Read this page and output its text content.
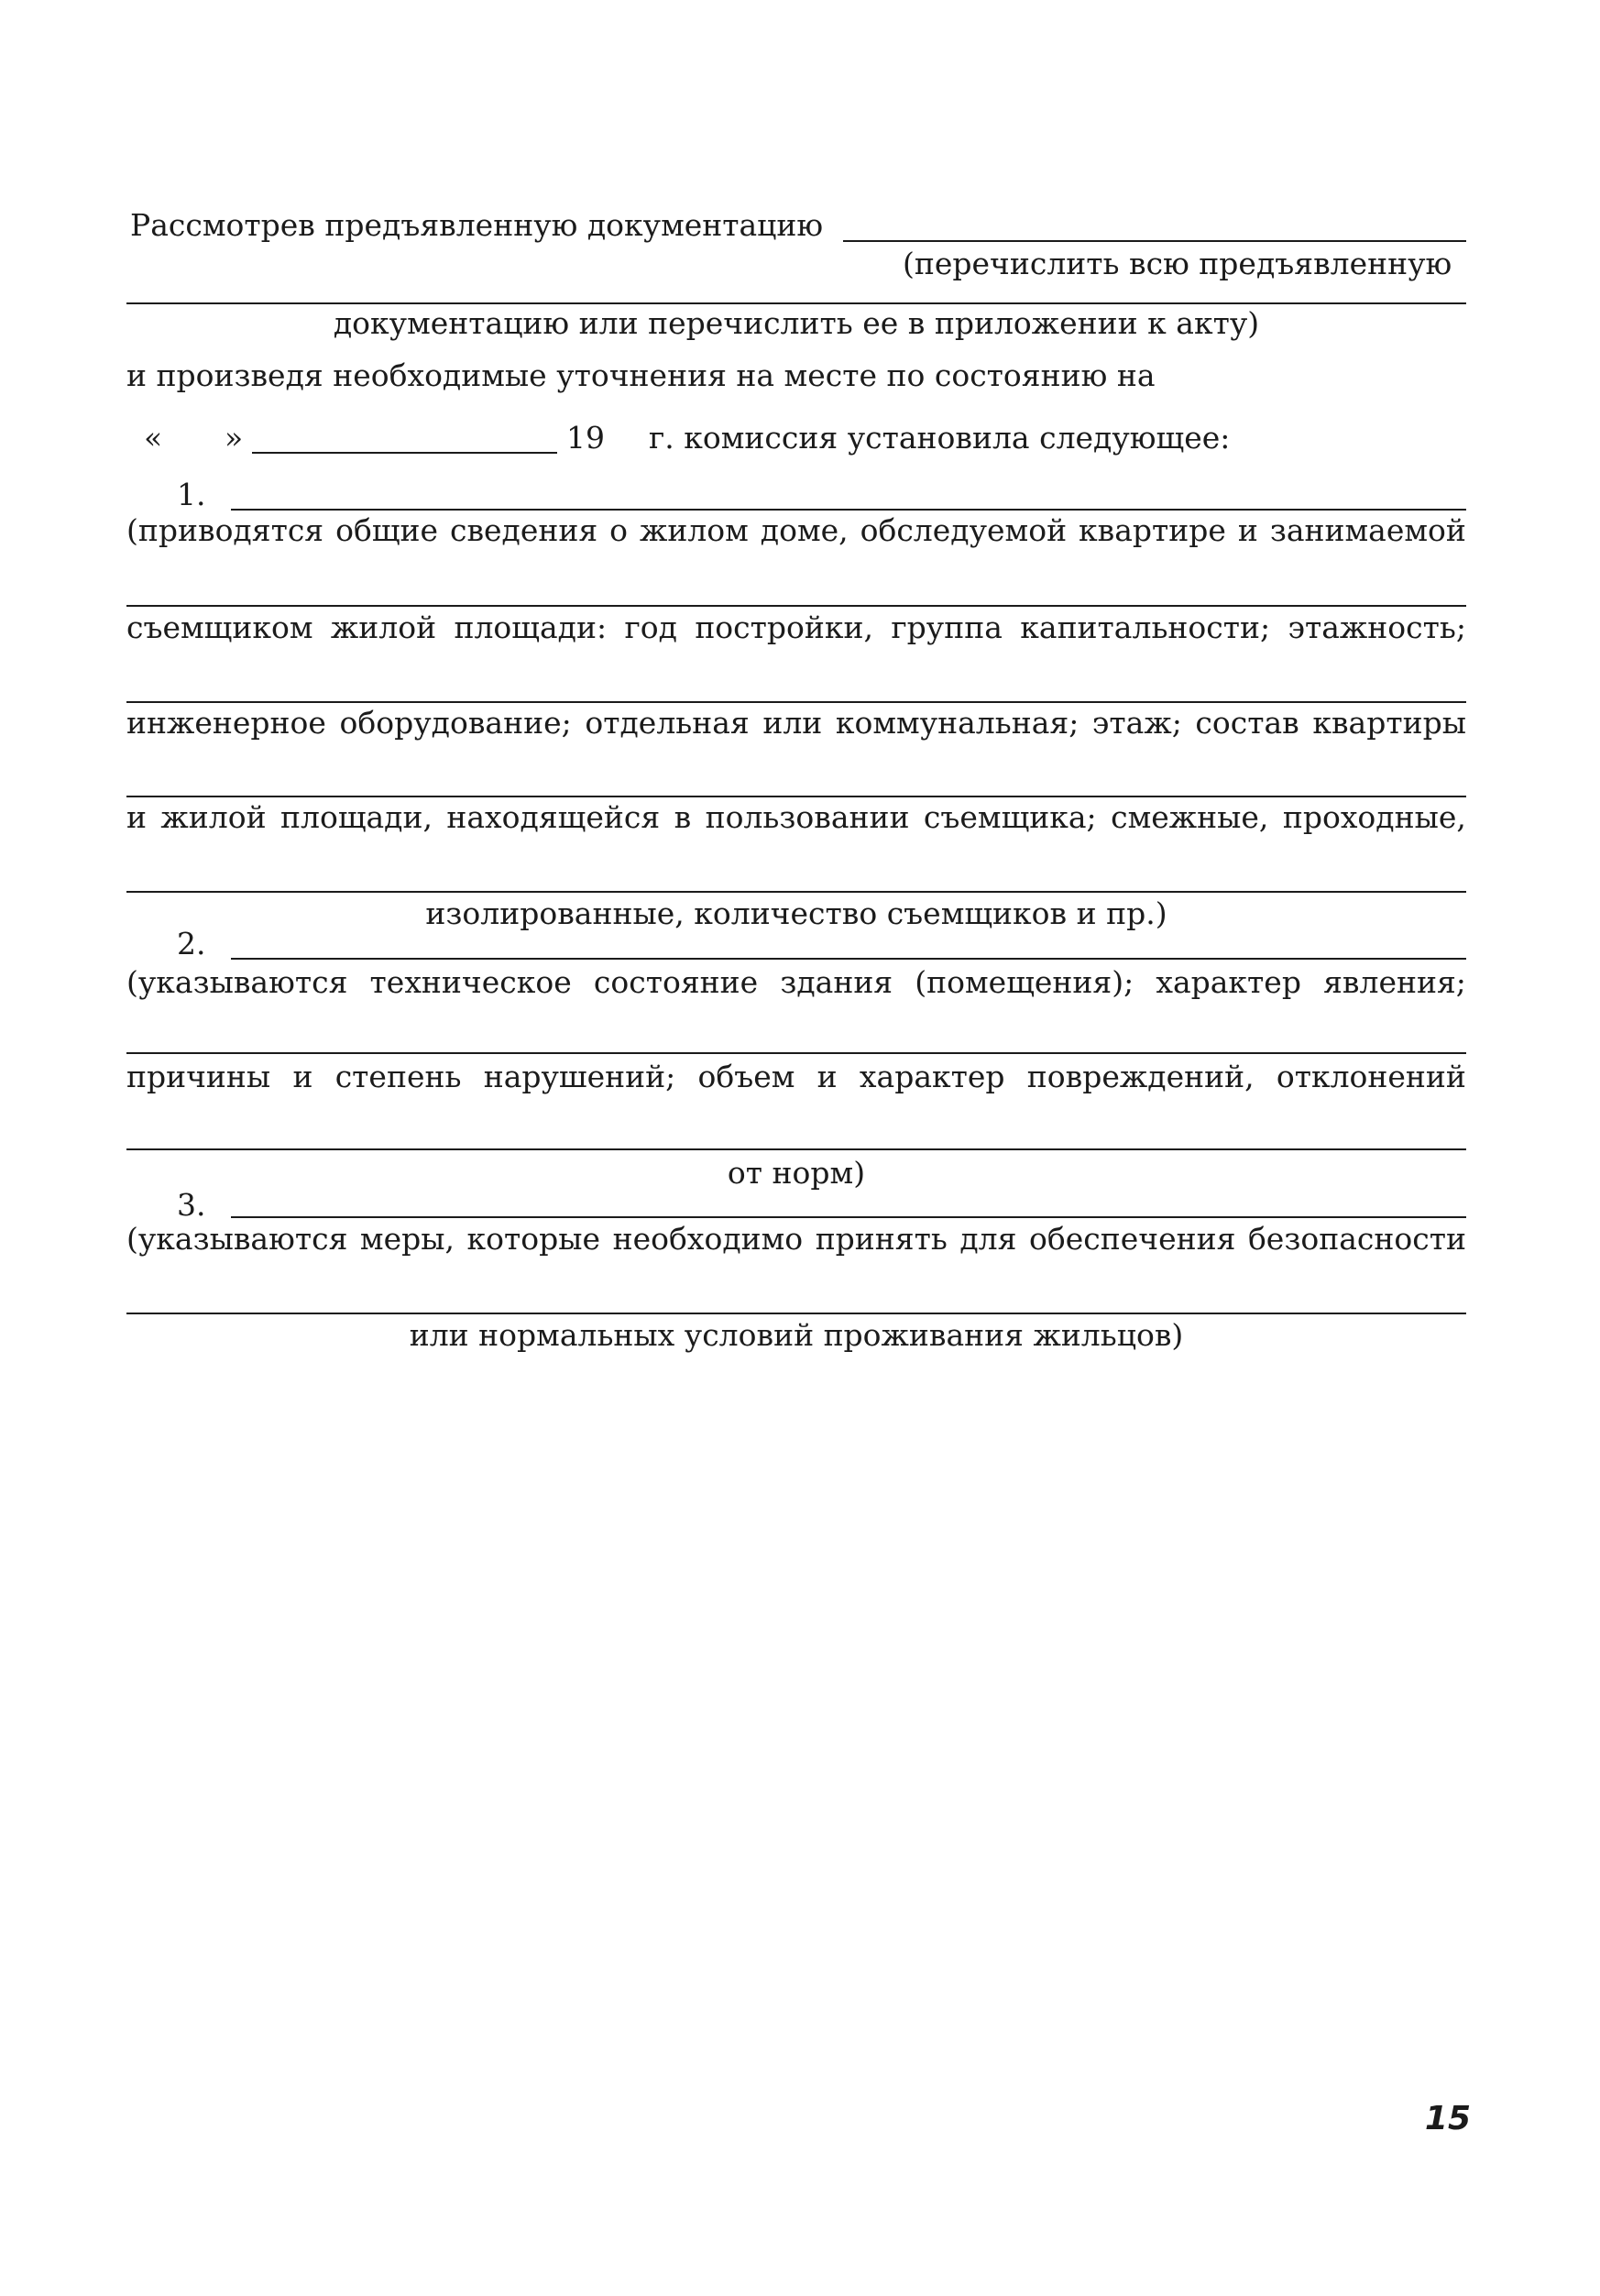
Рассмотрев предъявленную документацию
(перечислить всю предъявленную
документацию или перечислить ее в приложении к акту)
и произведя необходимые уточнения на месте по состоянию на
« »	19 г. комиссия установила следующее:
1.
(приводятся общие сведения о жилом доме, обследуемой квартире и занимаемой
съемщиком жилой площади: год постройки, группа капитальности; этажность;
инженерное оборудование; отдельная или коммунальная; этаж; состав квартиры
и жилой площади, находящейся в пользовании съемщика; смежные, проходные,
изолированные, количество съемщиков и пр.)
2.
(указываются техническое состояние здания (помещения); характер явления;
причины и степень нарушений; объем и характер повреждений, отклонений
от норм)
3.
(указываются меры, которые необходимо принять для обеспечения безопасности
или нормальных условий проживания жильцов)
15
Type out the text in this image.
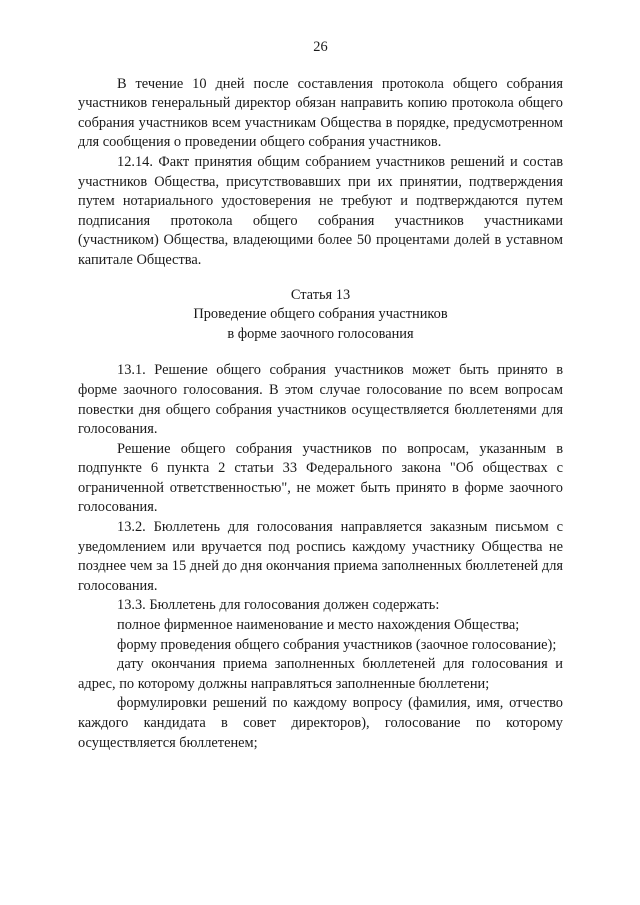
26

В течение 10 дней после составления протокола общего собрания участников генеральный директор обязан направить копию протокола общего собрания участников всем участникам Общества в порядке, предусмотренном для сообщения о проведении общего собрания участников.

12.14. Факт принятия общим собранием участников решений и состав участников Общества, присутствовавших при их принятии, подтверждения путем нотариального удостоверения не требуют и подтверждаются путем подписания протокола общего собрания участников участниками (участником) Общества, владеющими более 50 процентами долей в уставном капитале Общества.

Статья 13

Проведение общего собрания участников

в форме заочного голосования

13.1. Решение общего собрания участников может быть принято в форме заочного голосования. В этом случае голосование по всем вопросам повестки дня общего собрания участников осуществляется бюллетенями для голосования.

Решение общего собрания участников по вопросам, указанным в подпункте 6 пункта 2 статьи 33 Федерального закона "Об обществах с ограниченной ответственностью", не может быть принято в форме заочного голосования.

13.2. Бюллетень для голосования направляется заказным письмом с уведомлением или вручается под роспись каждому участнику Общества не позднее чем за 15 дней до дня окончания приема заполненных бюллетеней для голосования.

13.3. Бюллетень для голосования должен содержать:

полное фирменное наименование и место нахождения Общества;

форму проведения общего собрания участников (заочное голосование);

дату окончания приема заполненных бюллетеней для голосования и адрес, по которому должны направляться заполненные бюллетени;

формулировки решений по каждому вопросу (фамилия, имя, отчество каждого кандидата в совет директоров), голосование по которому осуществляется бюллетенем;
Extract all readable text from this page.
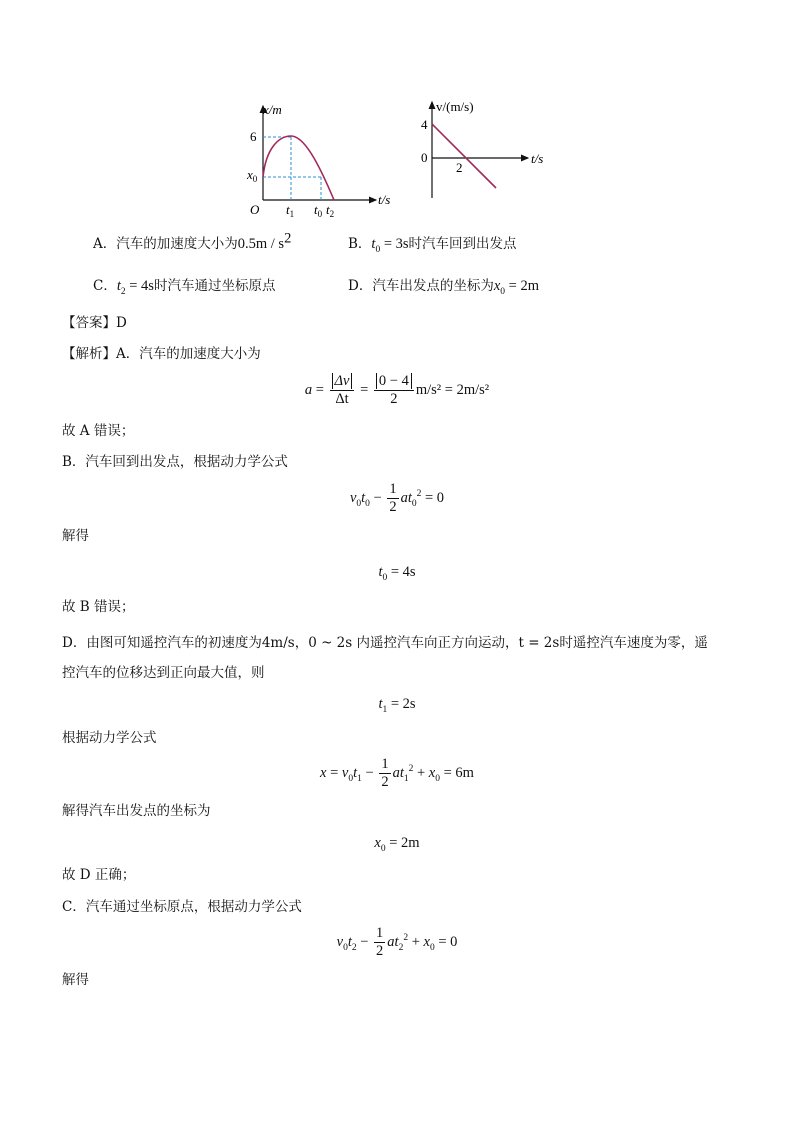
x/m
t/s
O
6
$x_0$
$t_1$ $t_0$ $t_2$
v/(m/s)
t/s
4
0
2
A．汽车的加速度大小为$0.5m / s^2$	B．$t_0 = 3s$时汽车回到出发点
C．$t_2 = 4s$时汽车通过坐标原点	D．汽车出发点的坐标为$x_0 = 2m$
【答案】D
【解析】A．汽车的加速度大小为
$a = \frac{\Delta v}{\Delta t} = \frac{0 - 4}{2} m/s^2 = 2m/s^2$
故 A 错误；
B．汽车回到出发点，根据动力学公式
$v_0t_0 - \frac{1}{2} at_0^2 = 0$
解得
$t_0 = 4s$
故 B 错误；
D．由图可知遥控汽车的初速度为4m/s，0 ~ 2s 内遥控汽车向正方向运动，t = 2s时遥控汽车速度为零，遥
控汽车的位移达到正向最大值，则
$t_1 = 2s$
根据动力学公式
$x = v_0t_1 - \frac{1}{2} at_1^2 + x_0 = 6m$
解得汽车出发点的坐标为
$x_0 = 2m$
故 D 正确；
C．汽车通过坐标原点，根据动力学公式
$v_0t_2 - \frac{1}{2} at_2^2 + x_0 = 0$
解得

# # # # #

● What is required
Every line holding "быть" should be copied out.

● Final result
13.1. Решение общего собрания участников может быть принято в форме заочного голосования. В этом случае голосование по всем вопросам повестки дня общего собрания участников осуществляется бюллетенями для голосования.
Решение общего собрания участников по вопросам, указанным в подпункте 6 пункта 2 статьи 33 Федерального закона "Об обществах с ограниченной ответственностью", не может быть принято в форме заочного голосования.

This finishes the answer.